-------- Data excerpts
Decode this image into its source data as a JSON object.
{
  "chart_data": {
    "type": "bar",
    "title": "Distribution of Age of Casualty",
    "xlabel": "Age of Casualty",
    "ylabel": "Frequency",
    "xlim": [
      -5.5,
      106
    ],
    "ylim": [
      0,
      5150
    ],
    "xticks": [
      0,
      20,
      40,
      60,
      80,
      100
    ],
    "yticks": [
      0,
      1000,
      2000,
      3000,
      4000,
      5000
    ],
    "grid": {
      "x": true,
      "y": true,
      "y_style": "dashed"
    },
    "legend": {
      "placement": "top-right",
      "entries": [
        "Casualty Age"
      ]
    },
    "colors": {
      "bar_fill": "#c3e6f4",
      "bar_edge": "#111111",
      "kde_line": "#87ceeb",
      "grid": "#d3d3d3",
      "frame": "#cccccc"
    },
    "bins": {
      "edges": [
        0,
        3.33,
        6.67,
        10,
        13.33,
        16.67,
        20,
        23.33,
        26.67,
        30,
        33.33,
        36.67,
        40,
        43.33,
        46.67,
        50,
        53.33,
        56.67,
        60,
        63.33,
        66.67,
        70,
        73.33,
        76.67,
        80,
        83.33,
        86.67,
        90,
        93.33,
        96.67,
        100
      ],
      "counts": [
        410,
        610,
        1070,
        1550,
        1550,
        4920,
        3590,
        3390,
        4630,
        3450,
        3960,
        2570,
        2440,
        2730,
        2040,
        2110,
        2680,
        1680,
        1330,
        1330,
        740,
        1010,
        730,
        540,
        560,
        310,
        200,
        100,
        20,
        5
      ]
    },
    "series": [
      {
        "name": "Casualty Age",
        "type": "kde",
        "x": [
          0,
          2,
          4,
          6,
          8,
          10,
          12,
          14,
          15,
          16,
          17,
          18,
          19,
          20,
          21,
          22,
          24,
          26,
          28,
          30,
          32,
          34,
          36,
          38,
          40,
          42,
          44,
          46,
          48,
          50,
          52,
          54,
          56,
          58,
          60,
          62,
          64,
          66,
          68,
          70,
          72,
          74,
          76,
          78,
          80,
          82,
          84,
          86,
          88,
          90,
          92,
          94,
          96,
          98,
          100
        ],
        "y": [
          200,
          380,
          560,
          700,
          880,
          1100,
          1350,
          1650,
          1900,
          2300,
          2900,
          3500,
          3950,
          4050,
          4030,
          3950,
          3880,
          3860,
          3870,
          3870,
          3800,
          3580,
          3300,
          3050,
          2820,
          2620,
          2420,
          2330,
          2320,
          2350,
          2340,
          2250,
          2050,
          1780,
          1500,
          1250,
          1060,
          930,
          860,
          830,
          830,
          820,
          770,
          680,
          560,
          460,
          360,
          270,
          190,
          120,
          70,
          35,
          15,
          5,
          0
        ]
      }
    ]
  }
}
----------------
:: Task to complete ::
The entries above must be returned in full, exactly as shown.

:: Result ::
Decode this image into its source data as a JSON object.
{
  "chart_data": {
    "type": "bar",
    "title": "Distribution of Age of Casualty",
    "xlabel": "Age of Casualty",
    "ylabel": "Frequency",
    "xlim": [
      -5.5,
      106
    ],
    "ylim": [
      0,
      5150
    ],
    "xticks": [
      0,
      20,
      40,
      60,
      80,
      100
    ],
    "yticks": [
      0,
      1000,
      2000,
      3000,
      4000,
      5000
    ],
    "grid": {
      "x": true,
      "y": true,
      "y_style": "dashed"
    },
    "legend": {
      "placement": "top-right",
      "entries": [
        "Casualty Age"
      ]
    },
    "colors": {
      "bar_fill": "#c3e6f4",
      "bar_edge": "#111111",
      "kde_line": "#87ceeb",
      "grid": "#d3d3d3",
      "frame": "#cccccc"
    },
    "bins": {
      "edges": [
        0,
        3.33,
        6.67,
        10,
        13.33,
        16.67,
        20,
        23.33,
        26.67,
        30,
        33.33,
        36.67,
        40,
        43.33,
        46.67,
        50,
        53.33,
        56.67,
        60,
        63.33,
        66.67,
        70,
        73.33,
        76.67,
        80,
        83.33,
        86.67,
        90,
        93.33,
        96.67,
        100
      ],
      "counts": [
        410,
        610,
        1070,
        1550,
        1550,
        4920,
        3590,
        3390,
        4630,
        3450,
        3960,
        2570,
        2440,
        2730,
        2040,
        2110,
        2680,
        1680,
        1330,
        1330,
        740,
        1010,
        730,
        540,
        560,
        310,
        200,
        100,
        20,
        5
      ]
    },
    "series": [
      {
        "name": "Casualty Age",
        "type": "kde",
        "x": [
          0,
          2,
          4,
          6,
          8,
          10,
          12,
          14,
          15,
          16,
          17,
          18,
          19,
          20,
          21,
          22,
          24,
          26,
          28,
          30,
          32,
          34,
          36,
          38,
          40,
          42,
          44,
          46,
          48,
          50,
          52,
          54,
          56,
          58,
          60,
          62,
          64,
          66,
          68,
          70,
          72,
          74,
          76,
          78,
          80,
          82,
          84,
          86,
          88,
          90,
          92,
          94,
          96,
          98,
          100
        ],
        "y": [
          200,
          380,
          560,
          700,
          880,
          1100,
          1350,
          1650,
          1900,
          2300,
          2900,
          3500,
          3950,
          4050,
          4030,
          3950,
          3880,
          3860,
          3870,
          3870,
          3800,
          3580,
          3300,
          3050,
          2820,
          2620,
          2420,
          2330,
          2320,
          2350,
          2340,
          2250,
          2050,
          1780,
          1500,
          1250,
          1060,
          930,
          860,
          830,
          830,
          820,
          770,
          680,
          560,
          460,
          360,
          270,
          190,
          120,
          70,
          35,
          15,
          5,
          0
        ]
      }
    ]
  }
}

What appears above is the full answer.